SET PROBLEM: Retype all of the listing exactly, passing over any picture you find.
------
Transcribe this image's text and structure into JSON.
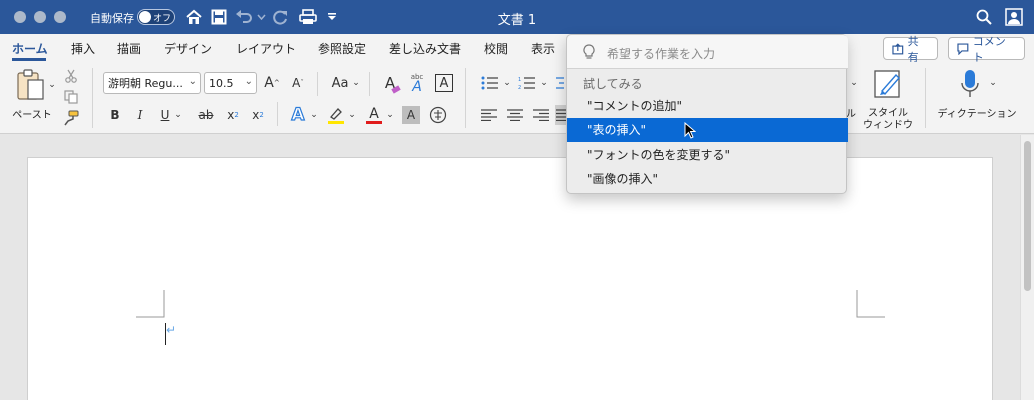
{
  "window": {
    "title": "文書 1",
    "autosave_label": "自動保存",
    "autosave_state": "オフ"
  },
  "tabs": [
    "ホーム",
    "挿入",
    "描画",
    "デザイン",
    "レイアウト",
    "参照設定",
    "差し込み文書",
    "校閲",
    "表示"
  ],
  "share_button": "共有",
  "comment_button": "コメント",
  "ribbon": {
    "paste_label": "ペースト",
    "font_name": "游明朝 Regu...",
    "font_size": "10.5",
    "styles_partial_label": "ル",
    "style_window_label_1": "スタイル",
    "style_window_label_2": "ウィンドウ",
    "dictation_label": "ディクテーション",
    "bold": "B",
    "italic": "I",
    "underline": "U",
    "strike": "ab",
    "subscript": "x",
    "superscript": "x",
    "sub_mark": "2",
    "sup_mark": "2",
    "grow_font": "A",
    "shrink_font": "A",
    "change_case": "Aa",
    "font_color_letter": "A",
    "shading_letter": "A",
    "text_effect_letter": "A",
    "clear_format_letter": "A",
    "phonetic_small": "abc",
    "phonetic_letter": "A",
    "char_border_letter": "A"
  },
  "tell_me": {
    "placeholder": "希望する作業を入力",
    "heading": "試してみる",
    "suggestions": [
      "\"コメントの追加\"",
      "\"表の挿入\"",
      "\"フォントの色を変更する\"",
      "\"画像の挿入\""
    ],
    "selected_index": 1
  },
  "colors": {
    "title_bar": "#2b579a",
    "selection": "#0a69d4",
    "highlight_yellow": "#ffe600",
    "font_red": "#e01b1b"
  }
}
------
SOLUTION TO THIS PROBLEM:
Transcribe this image's text and structure into JSON.
{
  "window": {
    "title": "文書 1",
    "autosave_label": "自動保存",
    "autosave_state": "オフ"
  },
  "tabs": [
    "ホーム",
    "挿入",
    "描画",
    "デザイン",
    "レイアウト",
    "参照設定",
    "差し込み文書",
    "校閲",
    "表示"
  ],
  "share_button": "共有",
  "comment_button": "コメント",
  "ribbon": {
    "paste_label": "ペースト",
    "font_name": "游明朝 Regu...",
    "font_size": "10.5",
    "styles_partial_label": "ル",
    "style_window_label_1": "スタイル",
    "style_window_label_2": "ウィンドウ",
    "dictation_label": "ディクテーション",
    "bold": "B",
    "italic": "I",
    "underline": "U",
    "strike": "ab",
    "subscript": "x",
    "superscript": "x",
    "sub_mark": "2",
    "sup_mark": "2",
    "grow_font": "A",
    "shrink_font": "A",
    "change_case": "Aa",
    "font_color_letter": "A",
    "shading_letter": "A",
    "text_effect_letter": "A",
    "clear_format_letter": "A",
    "phonetic_small": "abc",
    "phonetic_letter": "A",
    "char_border_letter": "A"
  },
  "tell_me": {
    "placeholder": "希望する作業を入力",
    "heading": "試してみる",
    "suggestions": [
      "\"コメントの追加\"",
      "\"表の挿入\"",
      "\"フォントの色を変更する\"",
      "\"画像の挿入\""
    ],
    "selected_index": 1
  },
  "colors": {
    "title_bar": "#2b579a",
    "selection": "#0a69d4",
    "highlight_yellow": "#ffe600",
    "font_red": "#e01b1b"
  }
}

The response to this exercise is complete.